● DATA TO PROCESS
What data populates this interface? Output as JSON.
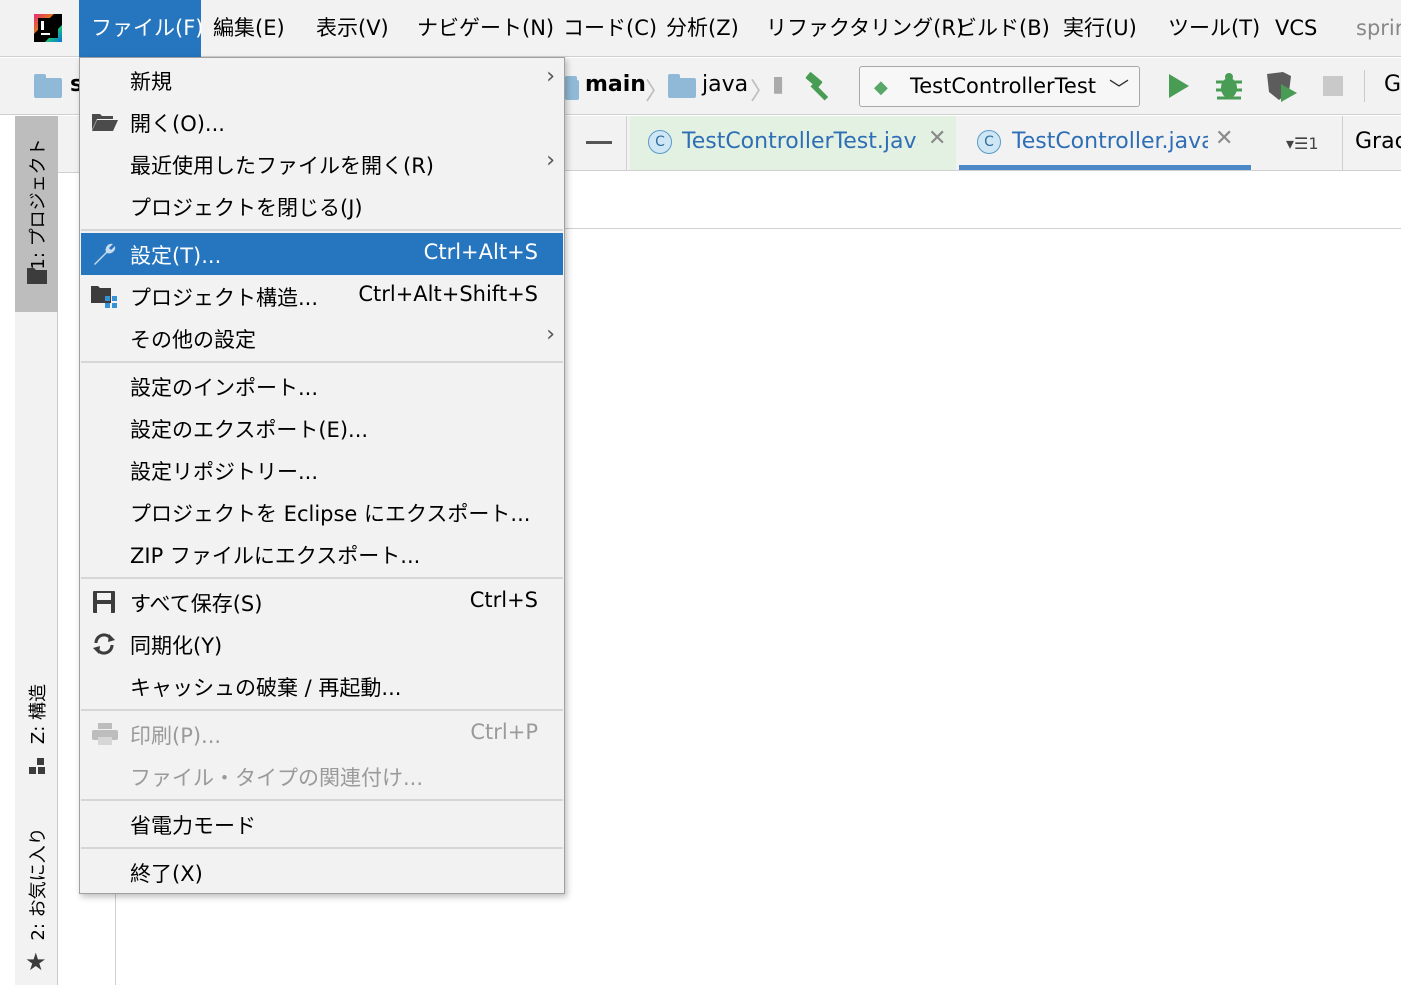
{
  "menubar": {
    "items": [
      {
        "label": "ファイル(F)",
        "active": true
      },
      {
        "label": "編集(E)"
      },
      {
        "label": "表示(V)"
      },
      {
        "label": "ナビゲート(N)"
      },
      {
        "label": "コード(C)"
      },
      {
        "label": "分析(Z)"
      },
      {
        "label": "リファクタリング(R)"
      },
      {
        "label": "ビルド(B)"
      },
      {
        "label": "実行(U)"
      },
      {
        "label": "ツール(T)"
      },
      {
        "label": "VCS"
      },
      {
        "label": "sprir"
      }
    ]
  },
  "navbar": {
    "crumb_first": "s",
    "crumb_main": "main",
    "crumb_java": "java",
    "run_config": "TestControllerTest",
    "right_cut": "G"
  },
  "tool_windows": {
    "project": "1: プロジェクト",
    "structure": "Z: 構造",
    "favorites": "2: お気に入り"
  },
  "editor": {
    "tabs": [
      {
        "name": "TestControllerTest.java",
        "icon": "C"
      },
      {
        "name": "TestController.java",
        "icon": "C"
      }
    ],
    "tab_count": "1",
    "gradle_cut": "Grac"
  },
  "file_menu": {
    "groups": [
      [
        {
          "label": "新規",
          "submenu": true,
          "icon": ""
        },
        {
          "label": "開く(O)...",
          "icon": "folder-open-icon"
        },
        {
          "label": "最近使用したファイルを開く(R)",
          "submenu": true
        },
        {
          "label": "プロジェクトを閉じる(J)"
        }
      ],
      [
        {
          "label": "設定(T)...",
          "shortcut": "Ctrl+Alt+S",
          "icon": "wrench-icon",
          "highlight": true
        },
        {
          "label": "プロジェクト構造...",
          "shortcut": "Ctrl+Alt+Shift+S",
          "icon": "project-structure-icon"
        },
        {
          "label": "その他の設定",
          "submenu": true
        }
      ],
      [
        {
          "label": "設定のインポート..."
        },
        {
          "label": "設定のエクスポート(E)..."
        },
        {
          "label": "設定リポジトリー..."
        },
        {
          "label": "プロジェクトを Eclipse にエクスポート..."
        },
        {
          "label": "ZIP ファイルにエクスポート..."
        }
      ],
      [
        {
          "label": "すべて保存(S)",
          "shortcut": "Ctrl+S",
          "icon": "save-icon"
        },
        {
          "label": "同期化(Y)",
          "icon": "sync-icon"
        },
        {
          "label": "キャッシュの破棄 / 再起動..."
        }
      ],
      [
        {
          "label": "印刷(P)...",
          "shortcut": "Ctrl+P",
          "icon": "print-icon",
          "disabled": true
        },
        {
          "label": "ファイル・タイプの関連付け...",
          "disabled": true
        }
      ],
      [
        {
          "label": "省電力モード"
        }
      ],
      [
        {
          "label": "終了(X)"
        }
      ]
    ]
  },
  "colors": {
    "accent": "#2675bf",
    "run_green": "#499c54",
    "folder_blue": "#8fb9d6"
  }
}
==
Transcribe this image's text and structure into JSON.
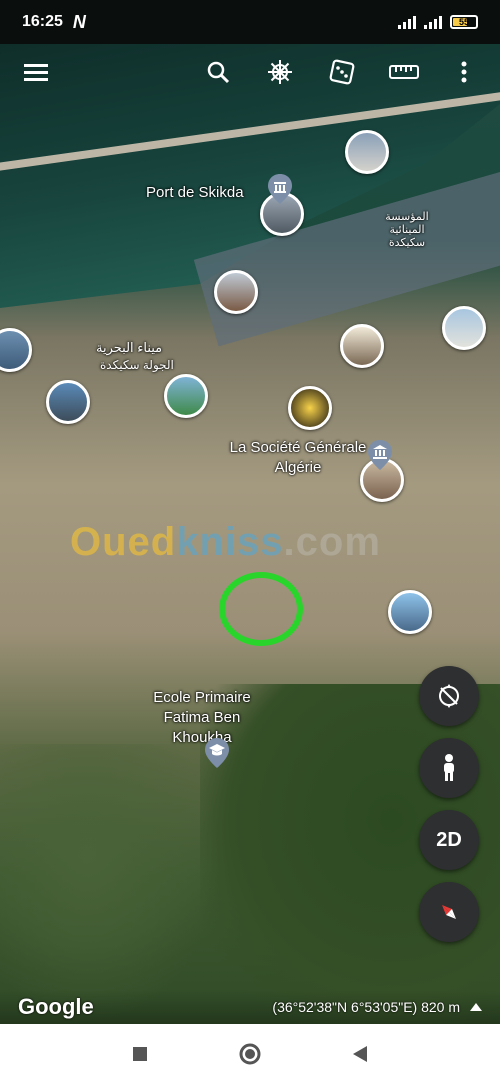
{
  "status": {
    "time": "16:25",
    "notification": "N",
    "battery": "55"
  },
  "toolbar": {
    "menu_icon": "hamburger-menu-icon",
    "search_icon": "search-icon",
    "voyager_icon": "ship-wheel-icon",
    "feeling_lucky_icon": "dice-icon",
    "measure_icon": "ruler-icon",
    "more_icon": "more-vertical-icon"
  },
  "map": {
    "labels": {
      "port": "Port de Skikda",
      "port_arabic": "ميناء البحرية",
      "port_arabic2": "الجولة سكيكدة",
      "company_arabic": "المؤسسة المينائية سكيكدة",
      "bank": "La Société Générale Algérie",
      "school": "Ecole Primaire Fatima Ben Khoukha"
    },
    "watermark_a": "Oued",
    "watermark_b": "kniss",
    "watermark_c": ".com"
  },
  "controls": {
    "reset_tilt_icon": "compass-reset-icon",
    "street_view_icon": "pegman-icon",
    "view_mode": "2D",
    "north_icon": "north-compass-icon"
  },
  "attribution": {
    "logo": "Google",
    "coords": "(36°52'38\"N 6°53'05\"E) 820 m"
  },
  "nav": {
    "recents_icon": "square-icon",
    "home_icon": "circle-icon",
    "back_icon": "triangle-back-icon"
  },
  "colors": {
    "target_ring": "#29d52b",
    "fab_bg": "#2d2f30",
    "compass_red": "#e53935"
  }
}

● GIVEN REQUEST
Exactly how many lines contain "JSON"? State the number and nothing else.

● ANSWER TO THIS EXERCISE
2